● **AIM**
Reproduce each record exactly.

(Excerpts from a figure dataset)

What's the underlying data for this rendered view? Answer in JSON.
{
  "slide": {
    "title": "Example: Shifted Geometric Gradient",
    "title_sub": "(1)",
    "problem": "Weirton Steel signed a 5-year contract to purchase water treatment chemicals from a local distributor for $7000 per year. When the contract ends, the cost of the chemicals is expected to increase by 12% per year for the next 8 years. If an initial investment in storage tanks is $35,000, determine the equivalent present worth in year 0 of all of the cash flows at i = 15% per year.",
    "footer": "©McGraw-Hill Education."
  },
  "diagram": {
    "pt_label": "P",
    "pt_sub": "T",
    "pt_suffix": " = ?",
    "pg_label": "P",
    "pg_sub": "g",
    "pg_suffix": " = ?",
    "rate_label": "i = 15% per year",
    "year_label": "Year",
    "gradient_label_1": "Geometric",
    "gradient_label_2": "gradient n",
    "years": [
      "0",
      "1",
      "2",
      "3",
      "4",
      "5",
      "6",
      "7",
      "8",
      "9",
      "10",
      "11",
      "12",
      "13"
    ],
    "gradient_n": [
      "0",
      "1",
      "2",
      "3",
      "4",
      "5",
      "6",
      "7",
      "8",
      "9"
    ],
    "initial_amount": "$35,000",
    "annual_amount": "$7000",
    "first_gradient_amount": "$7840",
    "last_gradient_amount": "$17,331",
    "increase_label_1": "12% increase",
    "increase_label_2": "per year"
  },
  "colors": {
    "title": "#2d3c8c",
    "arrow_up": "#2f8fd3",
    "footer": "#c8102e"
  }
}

● **TASK OUTPUT**
What's the underlying data for this rendered view? Answer in JSON.
{
  "slide": {
    "title": "Example: Shifted Geometric Gradient",
    "title_sub": "(1)",
    "problem": "Weirton Steel signed a 5-year contract to purchase water treatment chemicals from a local distributor for $7000 per year. When the contract ends, the cost of the chemicals is expected to increase by 12% per year for the next 8 years. If an initial investment in storage tanks is $35,000, determine the equivalent present worth in year 0 of all of the cash flows at i = 15% per year.",
    "footer": "©McGraw-Hill Education."
  },
  "diagram": {
    "pt_label": "P",
    "pt_sub": "T",
    "pt_suffix": " = ?",
    "pg_label": "P",
    "pg_sub": "g",
    "pg_suffix": " = ?",
    "rate_label": "i = 15% per year",
    "year_label": "Year",
    "gradient_label_1": "Geometric",
    "gradient_label_2": "gradient n",
    "years": [
      "0",
      "1",
      "2",
      "3",
      "4",
      "5",
      "6",
      "7",
      "8",
      "9",
      "10",
      "11",
      "12",
      "13"
    ],
    "gradient_n": [
      "0",
      "1",
      "2",
      "3",
      "4",
      "5",
      "6",
      "7",
      "8",
      "9"
    ],
    "initial_amount": "$35,000",
    "annual_amount": "$7000",
    "first_gradient_amount": "$7840",
    "last_gradient_amount": "$17,331",
    "increase_label_1": "12% increase",
    "increase_label_2": "per year"
  },
  "colors": {
    "title": "#2d3c8c",
    "arrow_up": "#2f8fd3",
    "footer": "#c8102e"
  }
}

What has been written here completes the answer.